[Dataset entries]
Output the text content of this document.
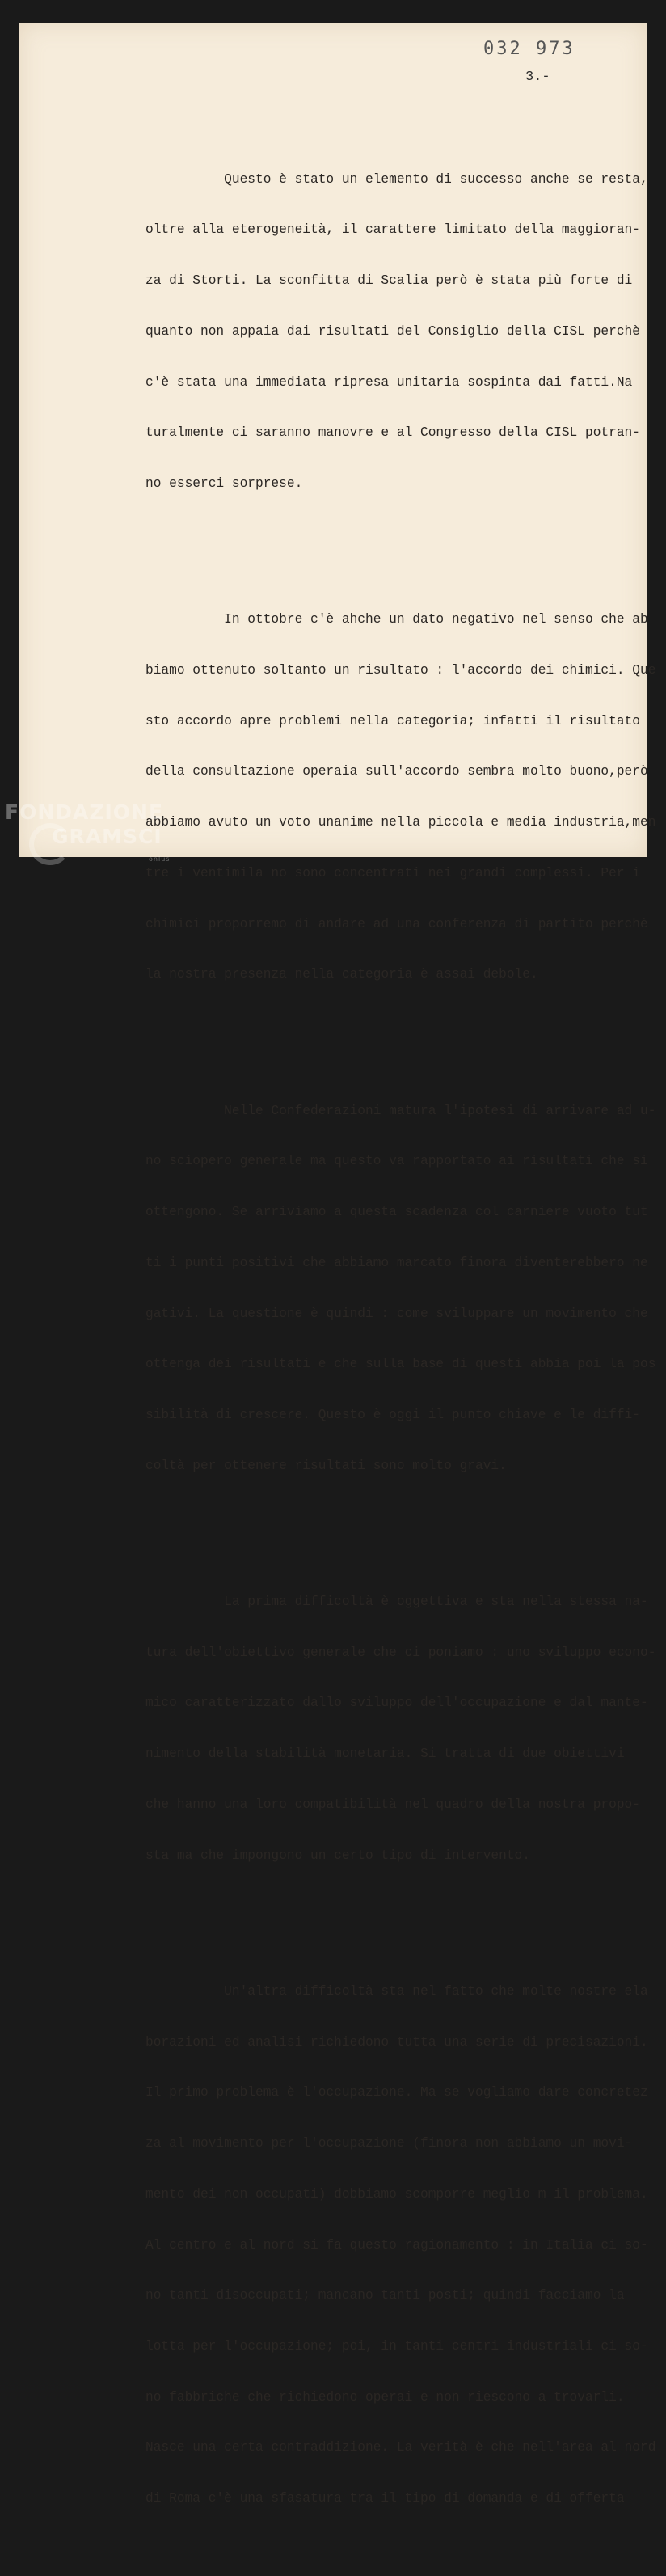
032 973
3.-

Questo è stato un elemento di successo anche se resta,

oltre alla eterogeneità, il carattere limitato della maggioran-

za di Storti. La sconfitta di Scalia però è stata più forte di

quanto non appaia dai risultati del Consiglio della CISL perchè

c'è stata una immediata ripresa unitaria sospinta dai fatti.Na

turalmente ci saranno manovre e al Congresso della CISL potran-

no esserci sorprese.

In ottobre c'è ahche un dato negativo nel senso che ab

biamo ottenuto soltanto un risultato : l'accordo dei chimici. Que

sto accordo apre problemi nella categoria; infatti il risultato

della consultazione operaia sull'accordo sembra molto buono,però

abbiamo avuto un voto unanime nella piccola e media industria,men

tre i ventimila no sono concentrati nei grandi complessi. Per i

chimici proporremo di andare ad una conferenza di partito perchè

la nostra presenza nella categoria è assai debole.

Nelle Confederazioni matura l'ipotesi di arrivare ad u-

no sciopero generale ma questo va rapportato ai risultati che si

ottengono. Se arriviamo a questa scadenza col carniere vuoto tut

ti i punti positivi che abbiamo marcato finora diventerebbero ne

gativi. La questione è quindi : come sviluppare un movimento che

ottenga dei risultati e che sulla base di questi abbia poi la pos

sibilità di crescere. Questo è oggi il punto chiave e le diffi-

coltà per ottenere risultati sono molto gravi.

La prima difficoltà è oggettiva e sta nella stessa na-

tura dell'obiettivo generale che ci poniamo : uno sviluppo econo-

mico caratterizzato dallo sviluppo dell'occupazione e dal mante-

nimento della stabilità monetaria. Si tratta di due obiettivi

che hanno una loro compatibilità nel quadro della nostra propo-

sta ma che impongono un certo tipo di intervento.

Un'altra difficoltà sta nel fatto che molte nostre ela

borazioni ed analisi richiedono tutta una serie di precisazioni.

Il primo problema è l'occupazione. Ma se vogliamo dare concretez

za al movimento per l'occupazione (finora non abbiamo un movi-

mento dei non occupati) dobbiamo scomporre meglio m il problema.

Al centro e al nord si fa questo ragionamento : in Italia ci so-

no tanti disoccupati; mancano tanti posti; quindi facciamo la

lotta per l'occupazione; poi, in tanti centri industriali ci so-

no fabbriche che richiedono operai e non riescono a trovarli.

Nasce una certa contraddizione. La verità è che nell'area al nord

di Roma c'è una sfasatura tra il tipo di domanda e di offerta

FONDAZIONE
GRAMSCI
onlus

● **Job**
All of the lines above should be printed exactly, minus the pictures.

● **Solution for this problem**
Output the text content of this document.
032 973
3.-

Questo è stato un elemento di successo anche se resta,

oltre alla eterogeneità, il carattere limitato della maggioran-

za di Storti. La sconfitta di Scalia però è stata più forte di

quanto non appaia dai risultati del Consiglio della CISL perchè

c'è stata una immediata ripresa unitaria sospinta dai fatti.Na

turalmente ci saranno manovre e al Congresso della CISL potran-

no esserci sorprese.

In ottobre c'è ahche un dato negativo nel senso che ab

biamo ottenuto soltanto un risultato : l'accordo dei chimici. Que

sto accordo apre problemi nella categoria; infatti il risultato

della consultazione operaia sull'accordo sembra molto buono,però

abbiamo avuto un voto unanime nella piccola e media industria,men

tre i ventimila no sono concentrati nei grandi complessi. Per i

chimici proporremo di andare ad una conferenza di partito perchè

la nostra presenza nella categoria è assai debole.

Nelle Confederazioni matura l'ipotesi di arrivare ad u-

no sciopero generale ma questo va rapportato ai risultati che si

ottengono. Se arriviamo a questa scadenza col carniere vuoto tut

ti i punti positivi che abbiamo marcato finora diventerebbero ne

gativi. La questione è quindi : come sviluppare un movimento che

ottenga dei risultati e che sulla base di questi abbia poi la pos

sibilità di crescere. Questo è oggi il punto chiave e le diffi-

coltà per ottenere risultati sono molto gravi.

La prima difficoltà è oggettiva e sta nella stessa na-

tura dell'obiettivo generale che ci poniamo : uno sviluppo econo-

mico caratterizzato dallo sviluppo dell'occupazione e dal mante-

nimento della stabilità monetaria. Si tratta di due obiettivi

che hanno una loro compatibilità nel quadro della nostra propo-

sta ma che impongono un certo tipo di intervento.

Un'altra difficoltà sta nel fatto che molte nostre ela

borazioni ed analisi richiedono tutta una serie di precisazioni.

Il primo problema è l'occupazione. Ma se vogliamo dare concretez

za al movimento per l'occupazione (finora non abbiamo un movi-

mento dei non occupati) dobbiamo scomporre meglio m il problema.

Al centro e al nord si fa questo ragionamento : in Italia ci so-

no tanti disoccupati; mancano tanti posti; quindi facciamo la

lotta per l'occupazione; poi, in tanti centri industriali ci so-

no fabbriche che richiedono operai e non riescono a trovarli.

Nasce una certa contraddizione. La verità è che nell'area al nord

di Roma c'è una sfasatura tra il tipo di domanda e di offerta

FONDAZIONE
GRAMSCI
onlus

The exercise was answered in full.